Dataset entries on figures:
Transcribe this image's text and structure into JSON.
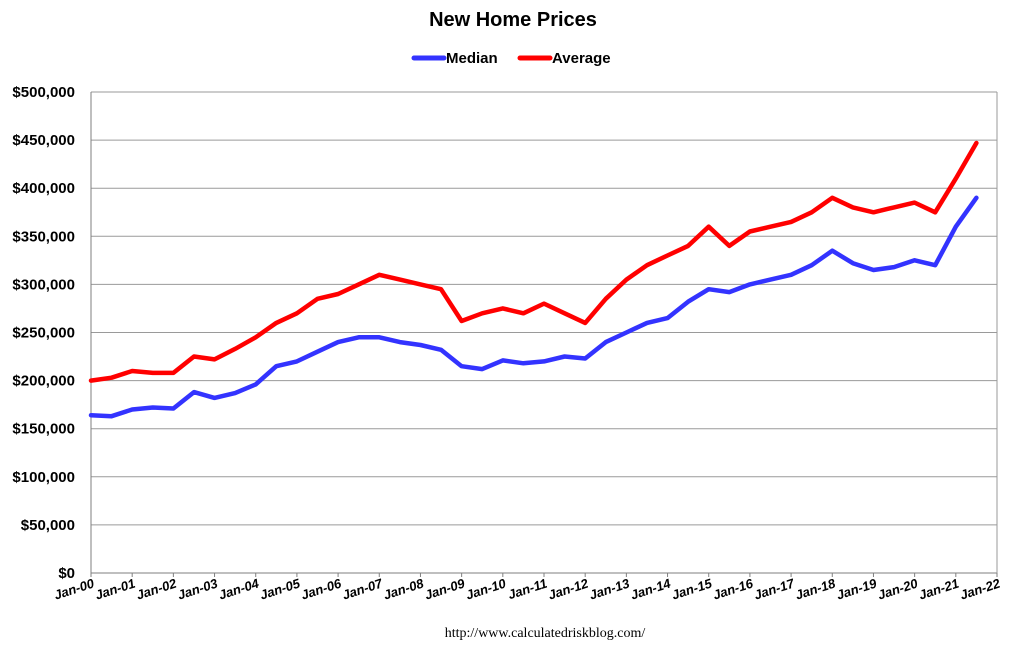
{
  "chart_data": {
    "type": "line",
    "title": "New Home Prices",
    "source_note": "http://www.calculatedriskblog.com/",
    "legend_position": "top",
    "grid": "horizontal",
    "x_tick_labels": [
      "Jan-00",
      "Jan-01",
      "Jan-02",
      "Jan-03",
      "Jan-04",
      "Jan-05",
      "Jan-06",
      "Jan-07",
      "Jan-08",
      "Jan-09",
      "Jan-10",
      "Jan-11",
      "Jan-12",
      "Jan-13",
      "Jan-14",
      "Jan-15",
      "Jan-16",
      "Jan-17",
      "Jan-18",
      "Jan-19",
      "Jan-20",
      "Jan-21",
      "Jan-22"
    ],
    "y_tick_labels": [
      "$0",
      "$50,000",
      "$100,000",
      "$150,000",
      "$200,000",
      "$250,000",
      "$300,000",
      "$350,000",
      "$400,000",
      "$450,000",
      "$500,000"
    ],
    "xlim": [
      "2000-01",
      "2022-01"
    ],
    "ylim": [
      0,
      500000
    ],
    "x": [
      "2000-01",
      "2000-07",
      "2001-01",
      "2001-07",
      "2002-01",
      "2002-07",
      "2003-01",
      "2003-07",
      "2004-01",
      "2004-07",
      "2005-01",
      "2005-07",
      "2006-01",
      "2006-07",
      "2007-01",
      "2007-07",
      "2008-01",
      "2008-07",
      "2009-01",
      "2009-07",
      "2010-01",
      "2010-07",
      "2011-01",
      "2011-07",
      "2012-01",
      "2012-07",
      "2013-01",
      "2013-07",
      "2014-01",
      "2014-07",
      "2015-01",
      "2015-07",
      "2016-01",
      "2016-07",
      "2017-01",
      "2017-07",
      "2018-01",
      "2018-07",
      "2019-01",
      "2019-07",
      "2020-01",
      "2020-07",
      "2021-01",
      "2021-07"
    ],
    "series": [
      {
        "name": "Median",
        "color": "#3333ff",
        "values": [
          164000,
          163000,
          170000,
          172000,
          171000,
          188000,
          182000,
          187000,
          196000,
          215000,
          220000,
          230000,
          240000,
          245000,
          245000,
          240000,
          237000,
          232000,
          215000,
          212000,
          221000,
          218000,
          220000,
          225000,
          223000,
          240000,
          250000,
          260000,
          265000,
          282000,
          295000,
          292000,
          300000,
          305000,
          310000,
          320000,
          335000,
          322000,
          315000,
          318000,
          325000,
          320000,
          360000,
          390000
        ]
      },
      {
        "name": "Average",
        "color": "#ff0000",
        "values": [
          200000,
          203000,
          210000,
          208000,
          208000,
          225000,
          222000,
          233000,
          245000,
          260000,
          270000,
          285000,
          290000,
          300000,
          310000,
          305000,
          300000,
          295000,
          262000,
          270000,
          275000,
          270000,
          280000,
          270000,
          260000,
          285000,
          305000,
          320000,
          330000,
          340000,
          360000,
          340000,
          355000,
          360000,
          365000,
          375000,
          390000,
          380000,
          375000,
          380000,
          385000,
          375000,
          410000,
          447000
        ]
      }
    ]
  }
}
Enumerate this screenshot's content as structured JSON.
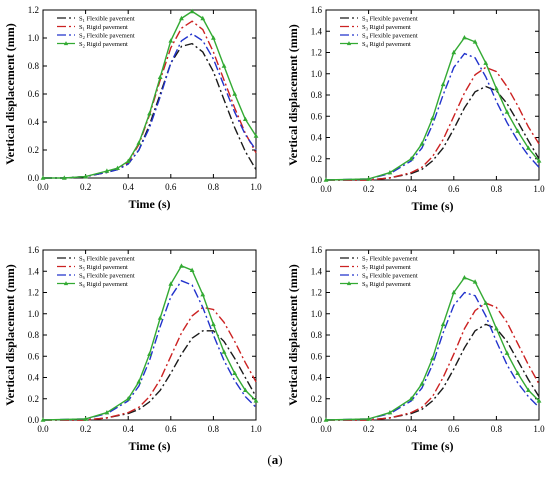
{
  "figure": {
    "caption_open": "(",
    "caption_label": "a",
    "caption_close": ")"
  },
  "chart_data": [
    {
      "type": "line",
      "xlabel": "Time (s)",
      "ylabel": "Vertical displacement (mm)",
      "xlim": [
        0.0,
        1.0
      ],
      "ylim": [
        0.0,
        1.2
      ],
      "xticks": [
        "0.0",
        "0.2",
        "0.4",
        "0.6",
        "0.8",
        "1.0"
      ],
      "yticks": [
        "0.0",
        "0.2",
        "0.4",
        "0.6",
        "0.8",
        "1.0",
        "1.2"
      ],
      "grid": false,
      "legend_position": "top-left",
      "series": [
        {
          "legend_sub": "1",
          "legend_text": "Flexible pavement",
          "color": "#1a1a1a",
          "dash": "9,3,2,3",
          "marker": "none",
          "x": [
            0,
            0.1,
            0.2,
            0.3,
            0.35,
            0.4,
            0.45,
            0.5,
            0.55,
            0.6,
            0.65,
            0.7,
            0.75,
            0.8,
            0.85,
            0.9,
            0.95,
            1.0
          ],
          "y": [
            0,
            0.0,
            0.01,
            0.04,
            0.06,
            0.1,
            0.2,
            0.38,
            0.6,
            0.82,
            0.94,
            0.96,
            0.9,
            0.76,
            0.56,
            0.36,
            0.19,
            0.06
          ]
        },
        {
          "legend_sub": "1",
          "legend_text": "Rigid pavement",
          "color": "#cc2222",
          "dash": "9,3,2,3",
          "marker": "none",
          "x": [
            0,
            0.1,
            0.2,
            0.3,
            0.35,
            0.4,
            0.45,
            0.5,
            0.55,
            0.6,
            0.65,
            0.7,
            0.75,
            0.8,
            0.85,
            0.9,
            0.95,
            1.0
          ],
          "y": [
            0,
            0.0,
            0.01,
            0.04,
            0.07,
            0.11,
            0.24,
            0.45,
            0.7,
            0.93,
            1.07,
            1.12,
            1.06,
            0.9,
            0.7,
            0.5,
            0.32,
            0.18
          ]
        },
        {
          "legend_sub": "2",
          "legend_text": "Flexible pavement",
          "color": "#2233cc",
          "dash": "9,3,2,3",
          "marker": "none",
          "x": [
            0,
            0.1,
            0.2,
            0.3,
            0.35,
            0.4,
            0.45,
            0.5,
            0.55,
            0.6,
            0.65,
            0.7,
            0.75,
            0.8,
            0.85,
            0.9,
            0.95,
            1.0
          ],
          "y": [
            0,
            0.0,
            0.01,
            0.04,
            0.06,
            0.1,
            0.2,
            0.36,
            0.58,
            0.82,
            0.98,
            1.03,
            0.98,
            0.85,
            0.66,
            0.47,
            0.31,
            0.2
          ]
        },
        {
          "legend_sub": "2",
          "legend_text": "Rigid pavement",
          "color": "#33aa33",
          "dash": "",
          "marker": "triangle",
          "x": [
            0,
            0.1,
            0.2,
            0.3,
            0.35,
            0.4,
            0.45,
            0.5,
            0.55,
            0.6,
            0.65,
            0.7,
            0.75,
            0.8,
            0.85,
            0.9,
            0.95,
            1.0
          ],
          "y": [
            0,
            0.0,
            0.01,
            0.05,
            0.07,
            0.12,
            0.25,
            0.46,
            0.72,
            0.98,
            1.14,
            1.19,
            1.14,
            1.0,
            0.8,
            0.6,
            0.42,
            0.3
          ]
        }
      ]
    },
    {
      "type": "line",
      "xlabel": "Time (s)",
      "ylabel": "Vertical displacement (mm)",
      "xlim": [
        0.0,
        1.0
      ],
      "ylim": [
        0.0,
        1.6
      ],
      "xticks": [
        "0.0",
        "0.2",
        "0.4",
        "0.6",
        "0.8",
        "1.0"
      ],
      "yticks": [
        "0.0",
        "0.2",
        "0.4",
        "0.6",
        "0.8",
        "1.0",
        "1.2",
        "1.4",
        "1.6"
      ],
      "grid": false,
      "legend_position": "top-left",
      "series": [
        {
          "legend_sub": "3",
          "legend_text": "Flexible pavement",
          "color": "#1a1a1a",
          "dash": "9,3,2,3",
          "marker": "none",
          "x": [
            0,
            0.2,
            0.3,
            0.4,
            0.45,
            0.5,
            0.55,
            0.6,
            0.65,
            0.7,
            0.75,
            0.8,
            0.85,
            0.9,
            0.95,
            1.0
          ],
          "y": [
            0,
            0.0,
            0.02,
            0.06,
            0.1,
            0.18,
            0.3,
            0.48,
            0.68,
            0.83,
            0.88,
            0.84,
            0.72,
            0.55,
            0.37,
            0.2
          ]
        },
        {
          "legend_sub": "3",
          "legend_text": "Rigid pavement",
          "color": "#cc2222",
          "dash": "9,3,2,3",
          "marker": "none",
          "x": [
            0,
            0.2,
            0.3,
            0.4,
            0.45,
            0.5,
            0.55,
            0.6,
            0.65,
            0.7,
            0.75,
            0.8,
            0.85,
            0.9,
            0.95,
            1.0
          ],
          "y": [
            0,
            0.0,
            0.02,
            0.07,
            0.12,
            0.22,
            0.38,
            0.6,
            0.82,
            0.99,
            1.06,
            1.02,
            0.88,
            0.7,
            0.5,
            0.34
          ]
        },
        {
          "legend_sub": "4",
          "legend_text": "Flexible pavement",
          "color": "#2233cc",
          "dash": "9,3,2,3",
          "marker": "none",
          "x": [
            0,
            0.2,
            0.3,
            0.4,
            0.45,
            0.5,
            0.55,
            0.6,
            0.65,
            0.7,
            0.75,
            0.8,
            0.85,
            0.9,
            0.95,
            1.0
          ],
          "y": [
            0,
            0.01,
            0.06,
            0.18,
            0.3,
            0.52,
            0.8,
            1.06,
            1.19,
            1.15,
            0.97,
            0.74,
            0.54,
            0.37,
            0.23,
            0.12
          ]
        },
        {
          "legend_sub": "4",
          "legend_text": "Rigid pavement",
          "color": "#33aa33",
          "dash": "",
          "marker": "triangle",
          "x": [
            0,
            0.2,
            0.3,
            0.4,
            0.45,
            0.5,
            0.55,
            0.6,
            0.65,
            0.7,
            0.75,
            0.8,
            0.85,
            0.9,
            0.95,
            1.0
          ],
          "y": [
            0,
            0.01,
            0.07,
            0.2,
            0.34,
            0.58,
            0.9,
            1.2,
            1.34,
            1.3,
            1.1,
            0.86,
            0.64,
            0.46,
            0.3,
            0.18
          ]
        }
      ]
    },
    {
      "type": "line",
      "xlabel": "Time (s)",
      "ylabel": "Vertical displacement (mm)",
      "xlim": [
        0.0,
        1.0
      ],
      "ylim": [
        0.0,
        1.6
      ],
      "xticks": [
        "0.0",
        "0.2",
        "0.4",
        "0.6",
        "0.8",
        "1.0"
      ],
      "yticks": [
        "0.0",
        "0.2",
        "0.4",
        "0.6",
        "0.8",
        "1.0",
        "1.2",
        "1.4",
        "1.6"
      ],
      "grid": false,
      "legend_position": "top-left",
      "series": [
        {
          "legend_sub": "5",
          "legend_text": "Flexible pavement",
          "color": "#1a1a1a",
          "dash": "9,3,2,3",
          "marker": "none",
          "x": [
            0,
            0.2,
            0.3,
            0.4,
            0.45,
            0.5,
            0.55,
            0.6,
            0.65,
            0.7,
            0.75,
            0.8,
            0.85,
            0.9,
            0.95,
            1.0
          ],
          "y": [
            0,
            0.0,
            0.02,
            0.06,
            0.1,
            0.17,
            0.28,
            0.44,
            0.62,
            0.77,
            0.84,
            0.84,
            0.74,
            0.58,
            0.4,
            0.22
          ]
        },
        {
          "legend_sub": "5",
          "legend_text": "Rigid pavement",
          "color": "#cc2222",
          "dash": "9,3,2,3",
          "marker": "none",
          "x": [
            0,
            0.2,
            0.3,
            0.4,
            0.45,
            0.5,
            0.55,
            0.6,
            0.65,
            0.7,
            0.75,
            0.8,
            0.85,
            0.9,
            0.95,
            1.0
          ],
          "y": [
            0,
            0.0,
            0.02,
            0.07,
            0.12,
            0.22,
            0.38,
            0.6,
            0.82,
            0.98,
            1.06,
            1.04,
            0.92,
            0.74,
            0.54,
            0.36
          ]
        },
        {
          "legend_sub": "6",
          "legend_text": "Flexible pavement",
          "color": "#2233cc",
          "dash": "9,3,2,3",
          "marker": "none",
          "x": [
            0,
            0.2,
            0.3,
            0.4,
            0.45,
            0.5,
            0.55,
            0.6,
            0.65,
            0.7,
            0.75,
            0.8,
            0.85,
            0.9,
            0.95,
            1.0
          ],
          "y": [
            0,
            0.01,
            0.06,
            0.18,
            0.32,
            0.56,
            0.88,
            1.16,
            1.31,
            1.27,
            1.06,
            0.8,
            0.56,
            0.37,
            0.22,
            0.12
          ]
        },
        {
          "legend_sub": "6",
          "legend_text": "Rigid pavement",
          "color": "#33aa33",
          "dash": "",
          "marker": "triangle",
          "x": [
            0,
            0.2,
            0.3,
            0.4,
            0.45,
            0.5,
            0.55,
            0.6,
            0.65,
            0.7,
            0.75,
            0.8,
            0.85,
            0.9,
            0.95,
            1.0
          ],
          "y": [
            0,
            0.01,
            0.07,
            0.2,
            0.36,
            0.62,
            0.96,
            1.28,
            1.45,
            1.41,
            1.18,
            0.9,
            0.64,
            0.44,
            0.28,
            0.18
          ]
        }
      ]
    },
    {
      "type": "line",
      "xlabel": "Time (s)",
      "ylabel": "Vertical displacement (mm)",
      "xlim": [
        0.0,
        1.0
      ],
      "ylim": [
        0.0,
        1.6
      ],
      "xticks": [
        "0.0",
        "0.2",
        "0.4",
        "0.6",
        "0.8",
        "1.0"
      ],
      "yticks": [
        "0.0",
        "0.2",
        "0.4",
        "0.6",
        "0.8",
        "1.0",
        "1.2",
        "1.4",
        "1.6"
      ],
      "grid": false,
      "legend_position": "top-left",
      "series": [
        {
          "legend_sub": "7",
          "legend_text": "Flexible pavement",
          "color": "#1a1a1a",
          "dash": "9,3,2,3",
          "marker": "none",
          "x": [
            0,
            0.2,
            0.3,
            0.4,
            0.45,
            0.5,
            0.55,
            0.6,
            0.65,
            0.7,
            0.75,
            0.8,
            0.85,
            0.9,
            0.95,
            1.0
          ],
          "y": [
            0,
            0.0,
            0.02,
            0.06,
            0.1,
            0.18,
            0.3,
            0.48,
            0.68,
            0.84,
            0.9,
            0.86,
            0.74,
            0.56,
            0.38,
            0.22
          ]
        },
        {
          "legend_sub": "7",
          "legend_text": "Rigid pavement",
          "color": "#cc2222",
          "dash": "9,3,2,3",
          "marker": "none",
          "x": [
            0,
            0.2,
            0.3,
            0.4,
            0.45,
            0.5,
            0.55,
            0.6,
            0.65,
            0.7,
            0.75,
            0.8,
            0.85,
            0.9,
            0.95,
            1.0
          ],
          "y": [
            0,
            0.0,
            0.02,
            0.07,
            0.12,
            0.22,
            0.4,
            0.62,
            0.86,
            1.03,
            1.1,
            1.06,
            0.92,
            0.72,
            0.52,
            0.34
          ]
        },
        {
          "legend_sub": "8",
          "legend_text": "Flexible pavement",
          "color": "#2233cc",
          "dash": "9,3,2,3",
          "marker": "none",
          "x": [
            0,
            0.2,
            0.3,
            0.4,
            0.45,
            0.5,
            0.55,
            0.6,
            0.65,
            0.7,
            0.75,
            0.8,
            0.85,
            0.9,
            0.95,
            1.0
          ],
          "y": [
            0,
            0.01,
            0.06,
            0.18,
            0.3,
            0.52,
            0.82,
            1.08,
            1.2,
            1.17,
            0.98,
            0.74,
            0.52,
            0.35,
            0.22,
            0.12
          ]
        },
        {
          "legend_sub": "8",
          "legend_text": "Rigid pavement",
          "color": "#33aa33",
          "dash": "",
          "marker": "triangle",
          "x": [
            0,
            0.2,
            0.3,
            0.4,
            0.45,
            0.5,
            0.55,
            0.6,
            0.65,
            0.7,
            0.75,
            0.8,
            0.85,
            0.9,
            0.95,
            1.0
          ],
          "y": [
            0,
            0.01,
            0.07,
            0.2,
            0.34,
            0.58,
            0.9,
            1.2,
            1.34,
            1.3,
            1.1,
            0.86,
            0.63,
            0.44,
            0.28,
            0.18
          ]
        }
      ]
    }
  ]
}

## TASK BRIEF:
Count every line bearing the word "JSON"; report the total only.

## REPLY TO THE EXERCISE:
2